TASK BRIEF -
In the listing below, locate the lines bearing the word "dins". Copy every one of them.

======

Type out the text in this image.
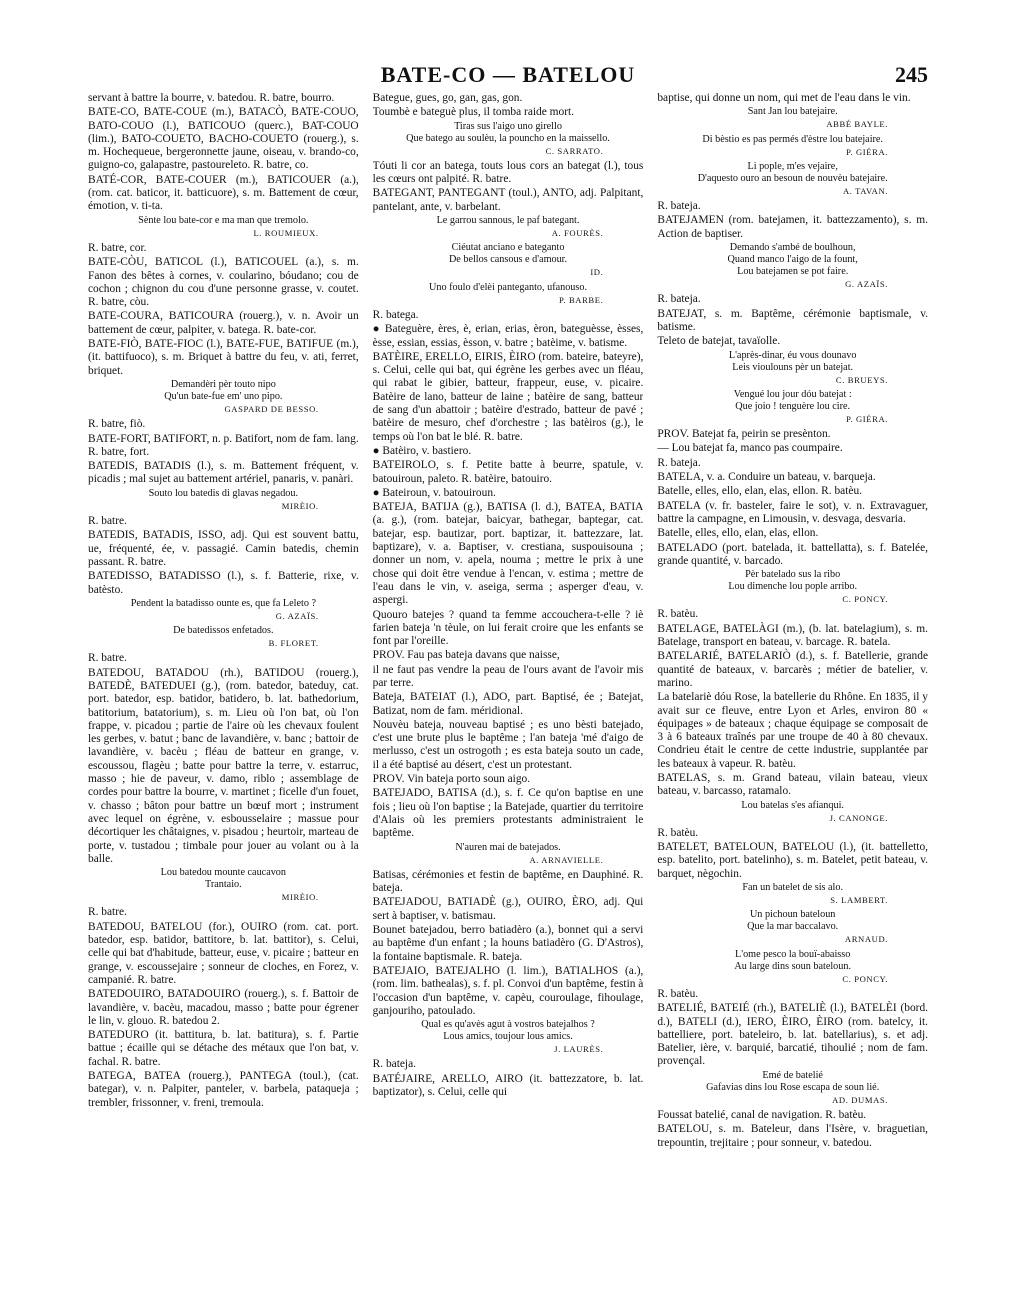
BATE-CO — BATELOU	245

servant à battre la bourre, v. batedou. R. batre, bourro.

BATE-CO, BATE-COUE (m.), BATACÒ, BATE-COUO, BATO-COUO (l.), BATICOUO (querc.), BAT-COUO (lim.), BATO-COUETO, BACHO-COUETO (rouerg.), s. m. Hochequeue, bergeronnette jaune, oiseau, v. brando-co, guigno-co, galapastre, pastoureleto. R. batre, co.

BATÉ-COR, BATE-COUER (m.), BATICOUER (a.), (rom. cat. baticor, it. batticuore), s. m. Battement de cœur, émotion, v. ti-ta.

Sènte lou bate-cor e ma man que tremolo.

L. ROUMIEUX.

R. batre, cor.

BATE-CÒU, BATICOL (l.), BATICOUEL (a.), s. m. Fanon des bêtes à cornes, v. coularino, bóudano; cou de cochon ; chignon du cou d'une personne grasse, v. coutet. R. batre, còu.

BATE-COURA, BATICOURA (rouerg.), v. n. Avoir un battement de cœur, palpiter, v. batega. R. bate-cor.

BATE-FIÒ, BATE-FIOC (l.), BATE-FUE, BATIFUE (m.), (it. battifuoco), s. m. Briquet à battre du feu, v. ati, ferret, briquet.

Demandèri pèr touto nipo

Qu'un bate-fue em' uno pipo.

GASPARD DE BESSO.

R. batre, fiò.

BATE-FORT, BATIFORT, n. p. Batifort, nom de fam. lang. R. batre, fort.

BATEDIS, BATADIS (l.), s. m. Battement fréquent, v. picadis ; mal sujet au battement artériel, panaris, v. panàri.

Souto lou batedis di glavas negadou.

MIRÈIO.

R. batre.

BATEDIS, BATADIS, ISSO, adj. Qui est souvent battu, ue, fréquenté, ée, v. passagié. Camin batedis, chemin passant. R. batre.

BATEDISSO, BATADISSO (l.), s. f. Batterie, rixe, v. batèsto.

Pendent la batadisso ounte es, que fa Leleto ?

G. AZAÏS.

De batedissos enfetados.

B. FLORET.

R. batre.

BATEDOU, BATADOU (rh.), BATIDOU (rouerg.), BATEDÈ, BATEDUEI (g.), (rom. batedor, bateduy, cat. port. batedor, esp. batidor, batidero, b. lat. bathedorium, batitorium, batatorium), s. m. Lieu où l'on bat, où l'on frappe, v. picadou ; partie de l'aire où les chevaux foulent les gerbes, v. batut ; banc de lavandière, v. banc ; battoir de lavandière, v. bacèu ; fléau de batteur en grange, v. escoussou, flagèu ; batte pour battre la terre, v. estarruc, masso ; hie de paveur, v. damo, riblo ; assemblage de cordes pour battre la bourre, v. martinet ; ficelle d'un fouet, v. chasso ; bâton pour battre un bœuf mort ; instrument avec lequel on égrène, v. esbousselaire ; massue pour décortiquer les châtaignes, v. pisadou ; heurtoir, marteau de porte, v. tustadou ; timbale pour jouer au volant ou à la balle.

Lou batedou mounte caucavon

Trantaio.

MIRÈIO.

R. batre.

BATEDOU, BATELOU (for.), OUIRO (rom. cat. port. batedor, esp. batidor, battitore, b. lat. battitor), s. Celui, celle qui bat d'habitude, batteur, euse, v. picaire ; batteur en grange, v. escoussejaire ; sonneur de cloches, en Forez, v. campanié. R. batre.

BATEDOUIRO, BATADOUIRO (rouerg.), s. f. Battoir de lavandière, v. bacèu, macadou, masso ; batte pour égrener le lin, v. glouo. R. batedou 2.

BATEDURO (it. battitura, b. lat. batitura), s. f. Partie battue ; écaille qui se détache des métaux que l'on bat, v. fachal. R. batre.

BATEGA, BATEA (rouerg.), PANTEGA (toul.), (cat. bategar), v. n. Palpiter, panteler, v. barbela, pataqueja ; trembler, frissonner, v. freni, tremoula.

Bategue, gues, go, gan, gas, gon.

Toumbè e bateguè plus, il tomba raide mort.

Tiras sus l'aigo uno girello

Que batego au soulèu, la pouncho en la maissello.

C. SARRATO.

Tóuti li cor an batega, touts lous cors an bategat (l.), tous les cœurs ont palpité. R. batre.

BATEGANT, PANTEGANT (toul.), ANTO, adj. Palpitant, pantelant, ante, v. barbelant.

Le garrou sannous, le paf bategant.

A. FOURÈS.

Ciéutat anciano e bateganto

De bellos cansous e d'amour.

ID.

Uno foulo d'elèi panteganto, ufanouso.

P. BARBE.

R. batega.

● Bateguère, ères, è, erian, erias, èron, bateguèsse, èsses, èsse, essian, essias, èsson, v. batre ; batèime, v. batisme.

BATÈIRE, ERELLO, EIRIS, ÈIRO (rom. bateire, bateyre), s. Celui, celle qui bat, qui égrène les gerbes avec un fléau, qui rabat le gibier, batteur, frappeur, euse, v. picaire. Batèire de lano, batteur de laine ; batèire de sang, batteur de sang d'un abattoir ; batèire d'estrado, batteur de pavé ; batèire de mesuro, chef d'orchestre ; las batèiros (g.), le temps où l'on bat le blé. R. batre.

● Batèiro, v. bastiero.

BATEIROLO, s. f. Petite batte à beurre, spatule, v. batouiroun, paleto. R. batèire, batouiro.

● Bateiroun, v. batouiroun.

BATEJA, BATIJA (g.), BATISA (l. d.), BATEA, BATIA (a. g.), (rom. batejar, baicyar, bathegar, baptegar, cat. batejar, esp. bautizar, port. baptizar, it. battezzare, lat. baptizare), v. a. Baptiser, v. crestiana, suspouisouna ; donner un nom, v. apela, nouma ; mettre le prix à une chose qui doit être vendue à l'encan, v. estima ; mettre de l'eau dans le vin, v. aseiga, serma ; asperger d'eau, v. aspergi.

Quouro batejes ? quand ta femme accouchera-t-elle ? iè farien bateja 'n tèule, on lui ferait croire que les enfants se font par l'oreille.

PROV. Fau pas bateja davans que naisse,

il ne faut pas vendre la peau de l'ours avant de l'avoir mis par terre.

Bateja, BATEIAT (l.), ADO, part. Baptisé, ée ; Batejat, Batizat, nom de fam. méridional.

Nouvèu bateja, nouveau baptisé ; es uno bèsti batejado, c'est une brute plus le baptême ; l'an bateja 'mé d'aigo de merlusso, c'est un ostrogoth ; es esta bateja souto un cade, il a été baptisé au désert, c'est un protestant.

PROV. Vin bateja porto soun aigo.

BATEJADO, BATISA (d.), s. f. Ce qu'on baptise en une fois ; lieu où l'on baptise ; la Batejade, quartier du territoire d'Alais où les premiers protestants administraient le baptême.

N'auren mai de batejados.

A. ARNAVIELLE.

Batisas, cérémonies et festin de baptême, en Dauphiné. R. bateja.

BATEJADOU, BATIADÈ (g.), OUIRO, ÈRO, adj. Qui sert à baptiser, v. batismau.

Bounet batejadou, berro batiadèro (a.), bonnet qui a servi au baptême d'un enfant ; la houns batiadèro (G. D'Astros), la fontaine baptismale. R. bateja.

BATEJAIO, BATEJALHO (l. lim.), BATIALHOS (a.), (rom. lim. bathealas), s. f. pl. Convoi d'un baptême, festin à l'occasion d'un baptême, v. capèu, couroulage, fihoulage, ganjouriho, patoulado.

Qual es qu'avès agut à vostros batejalhos ?

Lous amics, toujour lous amics.

J. LAURÈS.

R. bateja.

BATÉJAIRE, ARELLO, AIRO (it. battezzatore, b. lat. baptizator), s. Celui, celle qui

baptise, qui donne un nom, qui met de l'eau dans le vin.

Sant Jan lou batejaire.

ABBÉ BAYLE.

Di bèstio es pas permés d'èstre lou batejaire.

P. GIÉRA.

Li pople, m'es vejaire,

D'aquesto ouro an besoun de nouvèu batejaire.

A. TAVAN.

R. bateja.

BATEJAMEN (rom. batejamen, it. battezzamento), s. m. Action de baptiser.

Demando s'ambé de boulhoun,

Quand manco l'aigo de la fount,

Lou batejamen se pot faire.

G. AZAÏS.

R. bateja.

BATEJAT, s. m. Baptême, cérémonie baptismale, v. batisme.

Teleto de batejat, tavaïolle.

L'après-dinar, éu vous dounavo

Leis vioulouns pèr un batejat.

C. BRUEYS.

Vengué lou jour dóu batejat :

Que joio ! tenguère lou cire.

P. GIÉRA.

PROV. Batejat fa, peirin se presènton.

— Lou batejat fa, manco pas coumpaire.

R. bateja.

BATELA, v. a. Conduire un bateau, v. barqueja.

Batelle, elles, ello, elan, elas, ellon. R. batèu.

BATELA (v. fr. basteler, faire le sot), v. n. Extravaguer, battre la campagne, en Limousin, v. desvaga, desvaria.

Batelle, elles, ello, elan, elas, ellon.

BATELADO (port. batelada, it. battellatta), s. f. Batelée, grande quantité, v. barcado.

Pèr batelado sus la ribo

Lou dimenche lou pople arribo.

C. PONCY.

R. batèu.

BATELAGE, BATELÀGI (m.), (b. lat. batelagium), s. m. Batelage, transport en bateau, v. barcage. R. batela.

BATELARIÉ, BATELARIÒ (d.), s. f. Batellerie, grande quantité de bateaux, v. barcarès ; métier de batelier, v. marino.

La batelariè dóu Rose, la batellerie du Rhône. En 1835, il y avait sur ce fleuve, entre Lyon et Arles, environ 80 « équipages » de bateaux ; chaque équipage se composait de 3 à 6 bateaux traînés par une troupe de 40 à 80 chevaux. Condrieu était le centre de cette industrie, supplantée par les bateaux à vapeur. R. batèu.

BATELAS, s. m. Grand bateau, vilain bateau, vieux bateau, v. barcasso, ratamalo.

Lou batelas s'es afianqui.

J. CANONGE.

R. batèu.

BATELET, BATELOUN, BATELOU (l.), (it. battelletto, esp. batelito, port. batelinho), s. m. Batelet, petit bateau, v. barquet, nègochin.

Fan un batelet de sis alo.

S. LAMBERT.

Un pichoun bateloun

Que la mar baccalavo.

ARNAUD.

L'ome pesco la bouï-abaisso

Au large dins soun bateloun.

C. PONCY.

R. batèu.

BATELIÉ, BATEIÉ (rh.), BATELIÈ (l.), BATELÈI (bord. d.), BATELI (d.), IERO, ÈIRO, ÈIRO (rom. batelcy, it. battelliere, port. bateleiro, b. lat. batellarius), s. et adj. Batelier, ière, v. barquié, barcatié, tihoulié ; nom de fam. provençal.

Emé de batelié

Gafavias dins lou Rose escapa de soun lié.

AD. DUMAS.

Foussat batelié, canal de navigation. R. batèu.

BATELOU, s. m. Bateleur, dans l'Isère, v. braguetian, trepountin, trejitaire ; pour sonneur, v. batedou.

======

RESPONSE TO THE TASK -
Au large dins soun bateloun.
Gafavias dins lou Rose escapa de soun lié.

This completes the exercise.